(Dataset entries)
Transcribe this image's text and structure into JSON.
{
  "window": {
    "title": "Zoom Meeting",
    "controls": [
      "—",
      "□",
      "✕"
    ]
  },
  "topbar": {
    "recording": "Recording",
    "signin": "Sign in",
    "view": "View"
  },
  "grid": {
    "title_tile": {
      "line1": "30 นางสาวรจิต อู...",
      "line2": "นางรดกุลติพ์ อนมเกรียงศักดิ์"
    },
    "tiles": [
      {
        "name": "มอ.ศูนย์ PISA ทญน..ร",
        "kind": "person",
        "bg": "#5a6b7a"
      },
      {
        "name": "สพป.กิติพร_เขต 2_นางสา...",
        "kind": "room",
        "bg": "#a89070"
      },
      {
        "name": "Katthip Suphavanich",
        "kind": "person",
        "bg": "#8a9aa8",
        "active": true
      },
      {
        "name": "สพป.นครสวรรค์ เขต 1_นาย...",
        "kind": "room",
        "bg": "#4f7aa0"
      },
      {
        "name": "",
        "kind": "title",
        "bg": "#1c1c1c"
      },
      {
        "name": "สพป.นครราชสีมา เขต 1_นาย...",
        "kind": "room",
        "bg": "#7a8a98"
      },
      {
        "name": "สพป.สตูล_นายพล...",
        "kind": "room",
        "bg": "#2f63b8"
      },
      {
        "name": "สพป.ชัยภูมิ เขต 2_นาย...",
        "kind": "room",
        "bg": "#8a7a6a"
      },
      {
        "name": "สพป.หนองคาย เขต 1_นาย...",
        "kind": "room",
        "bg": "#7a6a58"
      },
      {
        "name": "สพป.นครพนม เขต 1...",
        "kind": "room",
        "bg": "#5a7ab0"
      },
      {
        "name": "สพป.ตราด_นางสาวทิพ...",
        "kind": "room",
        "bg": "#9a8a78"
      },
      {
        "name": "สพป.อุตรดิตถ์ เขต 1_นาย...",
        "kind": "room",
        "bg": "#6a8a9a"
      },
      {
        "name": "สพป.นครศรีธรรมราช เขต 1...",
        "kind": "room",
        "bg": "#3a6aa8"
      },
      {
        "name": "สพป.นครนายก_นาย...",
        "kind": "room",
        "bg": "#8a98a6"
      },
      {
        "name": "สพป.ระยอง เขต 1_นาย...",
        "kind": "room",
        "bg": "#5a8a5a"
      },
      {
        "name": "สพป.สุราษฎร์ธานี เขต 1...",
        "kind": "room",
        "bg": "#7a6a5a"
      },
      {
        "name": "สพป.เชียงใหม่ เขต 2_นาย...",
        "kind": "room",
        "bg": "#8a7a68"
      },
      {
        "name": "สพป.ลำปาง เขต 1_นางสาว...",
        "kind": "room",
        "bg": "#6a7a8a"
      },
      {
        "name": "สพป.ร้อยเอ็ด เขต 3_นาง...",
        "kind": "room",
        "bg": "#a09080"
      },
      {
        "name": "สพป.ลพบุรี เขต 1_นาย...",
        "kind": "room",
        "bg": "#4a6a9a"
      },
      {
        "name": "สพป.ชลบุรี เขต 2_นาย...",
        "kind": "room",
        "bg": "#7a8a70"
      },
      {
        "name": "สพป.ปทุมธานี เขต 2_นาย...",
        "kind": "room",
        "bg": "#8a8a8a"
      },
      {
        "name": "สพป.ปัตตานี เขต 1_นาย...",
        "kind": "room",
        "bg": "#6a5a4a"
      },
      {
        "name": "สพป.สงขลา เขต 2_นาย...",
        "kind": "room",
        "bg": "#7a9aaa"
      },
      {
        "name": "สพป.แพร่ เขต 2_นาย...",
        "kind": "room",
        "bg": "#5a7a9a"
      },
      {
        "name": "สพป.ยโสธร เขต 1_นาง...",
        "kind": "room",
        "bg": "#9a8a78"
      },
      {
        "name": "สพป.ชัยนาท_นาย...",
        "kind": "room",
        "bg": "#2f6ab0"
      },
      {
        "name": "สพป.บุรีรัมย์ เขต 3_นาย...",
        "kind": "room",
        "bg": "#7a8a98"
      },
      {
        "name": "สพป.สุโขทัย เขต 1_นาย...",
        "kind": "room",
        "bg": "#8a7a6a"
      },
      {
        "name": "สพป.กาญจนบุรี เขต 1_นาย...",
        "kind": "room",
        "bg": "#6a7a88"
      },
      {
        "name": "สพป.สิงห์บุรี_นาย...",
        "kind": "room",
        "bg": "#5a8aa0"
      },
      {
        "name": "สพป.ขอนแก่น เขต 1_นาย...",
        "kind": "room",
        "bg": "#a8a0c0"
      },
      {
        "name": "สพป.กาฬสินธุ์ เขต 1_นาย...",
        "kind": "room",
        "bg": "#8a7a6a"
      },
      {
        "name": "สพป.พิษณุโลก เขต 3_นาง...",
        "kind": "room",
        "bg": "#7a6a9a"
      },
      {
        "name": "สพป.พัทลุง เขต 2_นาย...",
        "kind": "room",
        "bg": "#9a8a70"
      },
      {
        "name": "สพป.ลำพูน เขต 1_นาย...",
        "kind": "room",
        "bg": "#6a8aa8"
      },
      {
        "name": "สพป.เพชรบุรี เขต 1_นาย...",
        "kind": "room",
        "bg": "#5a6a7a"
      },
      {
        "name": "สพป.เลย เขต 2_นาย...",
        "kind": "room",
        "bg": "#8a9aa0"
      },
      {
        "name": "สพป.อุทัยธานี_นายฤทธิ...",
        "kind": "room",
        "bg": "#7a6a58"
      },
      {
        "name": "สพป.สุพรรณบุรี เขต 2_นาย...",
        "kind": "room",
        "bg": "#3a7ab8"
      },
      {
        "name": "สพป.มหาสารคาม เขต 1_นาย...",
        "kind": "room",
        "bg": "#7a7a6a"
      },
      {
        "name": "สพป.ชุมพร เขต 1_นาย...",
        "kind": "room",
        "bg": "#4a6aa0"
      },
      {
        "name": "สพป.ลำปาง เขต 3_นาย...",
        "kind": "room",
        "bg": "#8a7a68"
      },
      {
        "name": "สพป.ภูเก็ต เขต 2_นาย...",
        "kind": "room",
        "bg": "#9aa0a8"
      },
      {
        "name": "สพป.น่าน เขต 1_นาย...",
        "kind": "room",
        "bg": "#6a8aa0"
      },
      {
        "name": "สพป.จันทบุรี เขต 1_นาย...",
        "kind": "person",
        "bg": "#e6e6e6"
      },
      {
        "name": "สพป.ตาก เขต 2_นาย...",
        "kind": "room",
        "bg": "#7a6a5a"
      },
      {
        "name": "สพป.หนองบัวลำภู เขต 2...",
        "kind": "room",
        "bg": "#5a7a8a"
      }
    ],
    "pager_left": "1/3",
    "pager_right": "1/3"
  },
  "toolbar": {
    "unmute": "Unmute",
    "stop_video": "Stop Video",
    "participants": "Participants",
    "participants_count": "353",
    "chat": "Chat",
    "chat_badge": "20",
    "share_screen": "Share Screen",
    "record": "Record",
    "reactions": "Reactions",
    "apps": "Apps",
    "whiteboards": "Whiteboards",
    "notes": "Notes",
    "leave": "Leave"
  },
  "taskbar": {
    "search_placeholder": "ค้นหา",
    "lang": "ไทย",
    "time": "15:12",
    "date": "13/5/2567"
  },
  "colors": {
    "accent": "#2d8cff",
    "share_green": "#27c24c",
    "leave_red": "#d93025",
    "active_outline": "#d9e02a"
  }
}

*Written task:* Copy out each record, keeping every word as it is.

*Result of the task:*
Transcribe this image's text and structure into JSON.
{
  "window": {
    "title": "Zoom Meeting",
    "controls": [
      "—",
      "□",
      "✕"
    ]
  },
  "topbar": {
    "recording": "Recording",
    "signin": "Sign in",
    "view": "View"
  },
  "grid": {
    "title_tile": {
      "line1": "30 นางสาวรจิต อู...",
      "line2": "นางรดกุลติพ์ อนมเกรียงศักดิ์"
    },
    "tiles": [
      {
        "name": "มอ.ศูนย์ PISA ทญน..ร",
        "kind": "person",
        "bg": "#5a6b7a"
      },
      {
        "name": "สพป.กิติพร_เขต 2_นางสา...",
        "kind": "room",
        "bg": "#a89070"
      },
      {
        "name": "Katthip Suphavanich",
        "kind": "person",
        "bg": "#8a9aa8",
        "active": true
      },
      {
        "name": "สพป.นครสวรรค์ เขต 1_นาย...",
        "kind": "room",
        "bg": "#4f7aa0"
      },
      {
        "name": "",
        "kind": "title",
        "bg": "#1c1c1c"
      },
      {
        "name": "สพป.นครราชสีมา เขต 1_นาย...",
        "kind": "room",
        "bg": "#7a8a98"
      },
      {
        "name": "สพป.สตูล_นายพล...",
        "kind": "room",
        "bg": "#2f63b8"
      },
      {
        "name": "สพป.ชัยภูมิ เขต 2_นาย...",
        "kind": "room",
        "bg": "#8a7a6a"
      },
      {
        "name": "สพป.หนองคาย เขต 1_นาย...",
        "kind": "room",
        "bg": "#7a6a58"
      },
      {
        "name": "สพป.นครพนม เขต 1...",
        "kind": "room",
        "bg": "#5a7ab0"
      },
      {
        "name": "สพป.ตราด_นางสาวทิพ...",
        "kind": "room",
        "bg": "#9a8a78"
      },
      {
        "name": "สพป.อุตรดิตถ์ เขต 1_นาย...",
        "kind": "room",
        "bg": "#6a8a9a"
      },
      {
        "name": "สพป.นครศรีธรรมราช เขต 1...",
        "kind": "room",
        "bg": "#3a6aa8"
      },
      {
        "name": "สพป.นครนายก_นาย...",
        "kind": "room",
        "bg": "#8a98a6"
      },
      {
        "name": "สพป.ระยอง เขต 1_นาย...",
        "kind": "room",
        "bg": "#5a8a5a"
      },
      {
        "name": "สพป.สุราษฎร์ธานี เขต 1...",
        "kind": "room",
        "bg": "#7a6a5a"
      },
      {
        "name": "สพป.เชียงใหม่ เขต 2_นาย...",
        "kind": "room",
        "bg": "#8a7a68"
      },
      {
        "name": "สพป.ลำปาง เขต 1_นางสาว...",
        "kind": "room",
        "bg": "#6a7a8a"
      },
      {
        "name": "สพป.ร้อยเอ็ด เขต 3_นาง...",
        "kind": "room",
        "bg": "#a09080"
      },
      {
        "name": "สพป.ลพบุรี เขต 1_นาย...",
        "kind": "room",
        "bg": "#4a6a9a"
      },
      {
        "name": "สพป.ชลบุรี เขต 2_นาย...",
        "kind": "room",
        "bg": "#7a8a70"
      },
      {
        "name": "สพป.ปทุมธานี เขต 2_นาย...",
        "kind": "room",
        "bg": "#8a8a8a"
      },
      {
        "name": "สพป.ปัตตานี เขต 1_นาย...",
        "kind": "room",
        "bg": "#6a5a4a"
      },
      {
        "name": "สพป.สงขลา เขต 2_นาย...",
        "kind": "room",
        "bg": "#7a9aaa"
      },
      {
        "name": "สพป.แพร่ เขต 2_นาย...",
        "kind": "room",
        "bg": "#5a7a9a"
      },
      {
        "name": "สพป.ยโสธร เขต 1_นาง...",
        "kind": "room",
        "bg": "#9a8a78"
      },
      {
        "name": "สพป.ชัยนาท_นาย...",
        "kind": "room",
        "bg": "#2f6ab0"
      },
      {
        "name": "สพป.บุรีรัมย์ เขต 3_นาย...",
        "kind": "room",
        "bg": "#7a8a98"
      },
      {
        "name": "สพป.สุโขทัย เขต 1_นาย...",
        "kind": "room",
        "bg": "#8a7a6a"
      },
      {
        "name": "สพป.กาญจนบุรี เขต 1_นาย...",
        "kind": "room",
        "bg": "#6a7a88"
      },
      {
        "name": "สพป.สิงห์บุรี_นาย...",
        "kind": "room",
        "bg": "#5a8aa0"
      },
      {
        "name": "สพป.ขอนแก่น เขต 1_นาย...",
        "kind": "room",
        "bg": "#a8a0c0"
      },
      {
        "name": "สพป.กาฬสินธุ์ เขต 1_นาย...",
        "kind": "room",
        "bg": "#8a7a6a"
      },
      {
        "name": "สพป.พิษณุโลก เขต 3_นาง...",
        "kind": "room",
        "bg": "#7a6a9a"
      },
      {
        "name": "สพป.พัทลุง เขต 2_นาย...",
        "kind": "room",
        "bg": "#9a8a70"
      },
      {
        "name": "สพป.ลำพูน เขต 1_นาย...",
        "kind": "room",
        "bg": "#6a8aa8"
      },
      {
        "name": "สพป.เพชรบุรี เขต 1_นาย...",
        "kind": "room",
        "bg": "#5a6a7a"
      },
      {
        "name": "สพป.เลย เขต 2_นาย...",
        "kind": "room",
        "bg": "#8a9aa0"
      },
      {
        "name": "สพป.อุทัยธานี_นายฤทธิ...",
        "kind": "room",
        "bg": "#7a6a58"
      },
      {
        "name": "สพป.สุพรรณบุรี เขต 2_นาย...",
        "kind": "room",
        "bg": "#3a7ab8"
      },
      {
        "name": "สพป.มหาสารคาม เขต 1_นาย...",
        "kind": "room",
        "bg": "#7a7a6a"
      },
      {
        "name": "สพป.ชุมพร เขต 1_นาย...",
        "kind": "room",
        "bg": "#4a6aa0"
      },
      {
        "name": "สพป.ลำปาง เขต 3_นาย...",
        "kind": "room",
        "bg": "#8a7a68"
      },
      {
        "name": "สพป.ภูเก็ต เขต 2_นาย...",
        "kind": "room",
        "bg": "#9aa0a8"
      },
      {
        "name": "สพป.น่าน เขต 1_นาย...",
        "kind": "room",
        "bg": "#6a8aa0"
      },
      {
        "name": "สพป.จันทบุรี เขต 1_นาย...",
        "kind": "person",
        "bg": "#e6e6e6"
      },
      {
        "name": "สพป.ตาก เขต 2_นาย...",
        "kind": "room",
        "bg": "#7a6a5a"
      },
      {
        "name": "สพป.หนองบัวลำภู เขต 2...",
        "kind": "room",
        "bg": "#5a7a8a"
      }
    ],
    "pager_left": "1/3",
    "pager_right": "1/3"
  },
  "toolbar": {
    "unmute": "Unmute",
    "stop_video": "Stop Video",
    "participants": "Participants",
    "participants_count": "353",
    "chat": "Chat",
    "chat_badge": "20",
    "share_screen": "Share Screen",
    "record": "Record",
    "reactions": "Reactions",
    "apps": "Apps",
    "whiteboards": "Whiteboards",
    "notes": "Notes",
    "leave": "Leave"
  },
  "taskbar": {
    "search_placeholder": "ค้นหา",
    "lang": "ไทย",
    "time": "15:12",
    "date": "13/5/2567"
  },
  "colors": {
    "accent": "#2d8cff",
    "share_green": "#27c24c",
    "leave_red": "#d93025",
    "active_outline": "#d9e02a"
  }
}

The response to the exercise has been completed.